What the task requires
Return the listing word for word, as given.

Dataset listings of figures
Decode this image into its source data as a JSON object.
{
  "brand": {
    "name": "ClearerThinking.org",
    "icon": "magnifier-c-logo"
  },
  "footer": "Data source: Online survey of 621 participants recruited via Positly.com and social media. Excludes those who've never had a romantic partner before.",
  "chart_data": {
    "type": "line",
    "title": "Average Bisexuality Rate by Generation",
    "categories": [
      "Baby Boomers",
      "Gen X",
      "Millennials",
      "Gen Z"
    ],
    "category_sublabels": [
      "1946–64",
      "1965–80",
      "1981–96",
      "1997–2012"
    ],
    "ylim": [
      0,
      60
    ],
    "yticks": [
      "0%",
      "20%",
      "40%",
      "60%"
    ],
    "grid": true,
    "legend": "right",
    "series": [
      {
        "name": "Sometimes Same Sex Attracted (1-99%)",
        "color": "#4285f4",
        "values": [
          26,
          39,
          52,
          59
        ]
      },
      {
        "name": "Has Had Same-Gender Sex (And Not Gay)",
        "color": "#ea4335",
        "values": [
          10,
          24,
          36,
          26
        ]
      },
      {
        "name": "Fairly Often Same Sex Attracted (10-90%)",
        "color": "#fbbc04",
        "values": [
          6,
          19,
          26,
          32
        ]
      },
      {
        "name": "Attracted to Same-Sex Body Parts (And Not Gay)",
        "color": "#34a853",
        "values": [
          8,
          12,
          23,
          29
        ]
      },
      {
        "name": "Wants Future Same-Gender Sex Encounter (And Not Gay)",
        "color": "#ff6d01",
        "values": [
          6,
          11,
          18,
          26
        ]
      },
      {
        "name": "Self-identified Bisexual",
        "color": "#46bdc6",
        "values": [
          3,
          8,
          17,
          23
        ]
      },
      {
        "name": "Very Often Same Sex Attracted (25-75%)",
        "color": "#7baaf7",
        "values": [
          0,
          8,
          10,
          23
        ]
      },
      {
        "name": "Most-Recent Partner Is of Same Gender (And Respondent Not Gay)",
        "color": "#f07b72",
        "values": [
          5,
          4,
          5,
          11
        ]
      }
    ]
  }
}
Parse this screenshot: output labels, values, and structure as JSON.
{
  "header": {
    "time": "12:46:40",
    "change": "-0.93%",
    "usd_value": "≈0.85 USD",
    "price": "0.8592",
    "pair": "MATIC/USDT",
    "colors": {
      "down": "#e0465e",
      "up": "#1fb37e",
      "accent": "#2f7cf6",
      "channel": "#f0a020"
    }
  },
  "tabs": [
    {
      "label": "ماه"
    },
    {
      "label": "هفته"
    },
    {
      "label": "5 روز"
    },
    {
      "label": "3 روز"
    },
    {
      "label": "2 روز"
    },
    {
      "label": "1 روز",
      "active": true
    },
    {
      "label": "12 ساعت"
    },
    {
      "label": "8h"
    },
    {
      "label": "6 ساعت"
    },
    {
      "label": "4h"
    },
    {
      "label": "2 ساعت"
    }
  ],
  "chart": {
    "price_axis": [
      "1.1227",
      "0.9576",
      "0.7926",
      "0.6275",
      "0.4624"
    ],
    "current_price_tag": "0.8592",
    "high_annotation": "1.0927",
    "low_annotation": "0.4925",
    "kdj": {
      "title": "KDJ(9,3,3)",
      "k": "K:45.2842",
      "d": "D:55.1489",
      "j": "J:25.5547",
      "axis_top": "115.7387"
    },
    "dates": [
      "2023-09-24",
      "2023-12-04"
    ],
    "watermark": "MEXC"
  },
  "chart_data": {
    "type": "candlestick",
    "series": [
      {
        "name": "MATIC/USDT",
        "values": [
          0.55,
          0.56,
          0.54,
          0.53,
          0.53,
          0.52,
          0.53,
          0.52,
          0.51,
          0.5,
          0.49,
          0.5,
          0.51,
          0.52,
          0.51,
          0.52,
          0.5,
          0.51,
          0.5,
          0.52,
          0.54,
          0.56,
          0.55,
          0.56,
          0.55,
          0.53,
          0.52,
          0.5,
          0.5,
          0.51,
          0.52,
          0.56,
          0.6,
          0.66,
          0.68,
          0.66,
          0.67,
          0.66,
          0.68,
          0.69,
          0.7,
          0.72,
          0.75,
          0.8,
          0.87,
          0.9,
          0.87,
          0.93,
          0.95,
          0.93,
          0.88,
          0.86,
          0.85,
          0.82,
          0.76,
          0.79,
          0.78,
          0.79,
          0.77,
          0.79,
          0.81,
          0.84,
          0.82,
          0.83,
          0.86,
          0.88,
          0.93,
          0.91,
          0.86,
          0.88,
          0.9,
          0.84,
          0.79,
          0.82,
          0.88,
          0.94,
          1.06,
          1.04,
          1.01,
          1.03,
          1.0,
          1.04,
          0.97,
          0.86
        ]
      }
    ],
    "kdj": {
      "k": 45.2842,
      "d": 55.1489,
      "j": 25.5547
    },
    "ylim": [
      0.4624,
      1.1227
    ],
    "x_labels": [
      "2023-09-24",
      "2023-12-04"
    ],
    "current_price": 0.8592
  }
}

Answer for this exercise
Decode this image into its source data as a JSON object.
{
  "brand": {
    "name": "ClearerThinking.org",
    "icon": "magnifier-c-logo"
  },
  "footer": "Data source: Online survey of 621 participants recruited via Positly.com and social media. Excludes those who've never had a romantic partner before.",
  "chart_data": {
    "type": "line",
    "title": "Average Bisexuality Rate by Generation",
    "categories": [
      "Baby Boomers",
      "Gen X",
      "Millennials",
      "Gen Z"
    ],
    "category_sublabels": [
      "1946–64",
      "1965–80",
      "1981–96",
      "1997–2012"
    ],
    "ylim": [
      0,
      60
    ],
    "yticks": [
      "0%",
      "20%",
      "40%",
      "60%"
    ],
    "grid": true,
    "legend": "right",
    "series": [
      {
        "name": "Sometimes Same Sex Attracted (1-99%)",
        "color": "#4285f4",
        "values": [
          26,
          39,
          52,
          59
        ]
      },
      {
        "name": "Has Had Same-Gender Sex (And Not Gay)",
        "color": "#ea4335",
        "values": [
          10,
          24,
          36,
          26
        ]
      },
      {
        "name": "Fairly Often Same Sex Attracted (10-90%)",
        "color": "#fbbc04",
        "values": [
          6,
          19,
          26,
          32
        ]
      },
      {
        "name": "Attracted to Same-Sex Body Parts (And Not Gay)",
        "color": "#34a853",
        "values": [
          8,
          12,
          23,
          29
        ]
      },
      {
        "name": "Wants Future Same-Gender Sex Encounter (And Not Gay)",
        "color": "#ff6d01",
        "values": [
          6,
          11,
          18,
          26
        ]
      },
      {
        "name": "Self-identified Bisexual",
        "color": "#46bdc6",
        "values": [
          3,
          8,
          17,
          23
        ]
      },
      {
        "name": "Very Often Same Sex Attracted (25-75%)",
        "color": "#7baaf7",
        "values": [
          0,
          8,
          10,
          23
        ]
      },
      {
        "name": "Most-Recent Partner Is of Same Gender (And Respondent Not Gay)",
        "color": "#f07b72",
        "values": [
          5,
          4,
          5,
          11
        ]
      }
    ]
  }
}
Parse this screenshot: output labels, values, and structure as JSON.
{
  "header": {
    "time": "12:46:40",
    "change": "-0.93%",
    "usd_value": "≈0.85 USD",
    "price": "0.8592",
    "pair": "MATIC/USDT",
    "colors": {
      "down": "#e0465e",
      "up": "#1fb37e",
      "accent": "#2f7cf6",
      "channel": "#f0a020"
    }
  },
  "tabs": [
    {
      "label": "ماه"
    },
    {
      "label": "هفته"
    },
    {
      "label": "5 روز"
    },
    {
      "label": "3 روز"
    },
    {
      "label": "2 روز"
    },
    {
      "label": "1 روز",
      "active": true
    },
    {
      "label": "12 ساعت"
    },
    {
      "label": "8h"
    },
    {
      "label": "6 ساعت"
    },
    {
      "label": "4h"
    },
    {
      "label": "2 ساعت"
    }
  ],
  "chart": {
    "price_axis": [
      "1.1227",
      "0.9576",
      "0.7926",
      "0.6275",
      "0.4624"
    ],
    "current_price_tag": "0.8592",
    "high_annotation": "1.0927",
    "low_annotation": "0.4925",
    "kdj": {
      "title": "KDJ(9,3,3)",
      "k": "K:45.2842",
      "d": "D:55.1489",
      "j": "J:25.5547",
      "axis_top": "115.7387"
    },
    "dates": [
      "2023-09-24",
      "2023-12-04"
    ],
    "watermark": "MEXC"
  },
  "chart_data": {
    "type": "candlestick",
    "series": [
      {
        "name": "MATIC/USDT",
        "values": [
          0.55,
          0.56,
          0.54,
          0.53,
          0.53,
          0.52,
          0.53,
          0.52,
          0.51,
          0.5,
          0.49,
          0.5,
          0.51,
          0.52,
          0.51,
          0.52,
          0.5,
          0.51,
          0.5,
          0.52,
          0.54,
          0.56,
          0.55,
          0.56,
          0.55,
          0.53,
          0.52,
          0.5,
          0.5,
          0.51,
          0.52,
          0.56,
          0.6,
          0.66,
          0.68,
          0.66,
          0.67,
          0.66,
          0.68,
          0.69,
          0.7,
          0.72,
          0.75,
          0.8,
          0.87,
          0.9,
          0.87,
          0.93,
          0.95,
          0.93,
          0.88,
          0.86,
          0.85,
          0.82,
          0.76,
          0.79,
          0.78,
          0.79,
          0.77,
          0.79,
          0.81,
          0.84,
          0.82,
          0.83,
          0.86,
          0.88,
          0.93,
          0.91,
          0.86,
          0.88,
          0.9,
          0.84,
          0.79,
          0.82,
          0.88,
          0.94,
          1.06,
          1.04,
          1.01,
          1.03,
          1.0,
          1.04,
          0.97,
          0.86
        ]
      }
    ],
    "kdj": {
      "k": 45.2842,
      "d": 55.1489,
      "j": 25.5547
    },
    "ylim": [
      0.4624,
      1.1227
    ],
    "x_labels": [
      "2023-09-24",
      "2023-12-04"
    ],
    "current_price": 0.8592
  }
}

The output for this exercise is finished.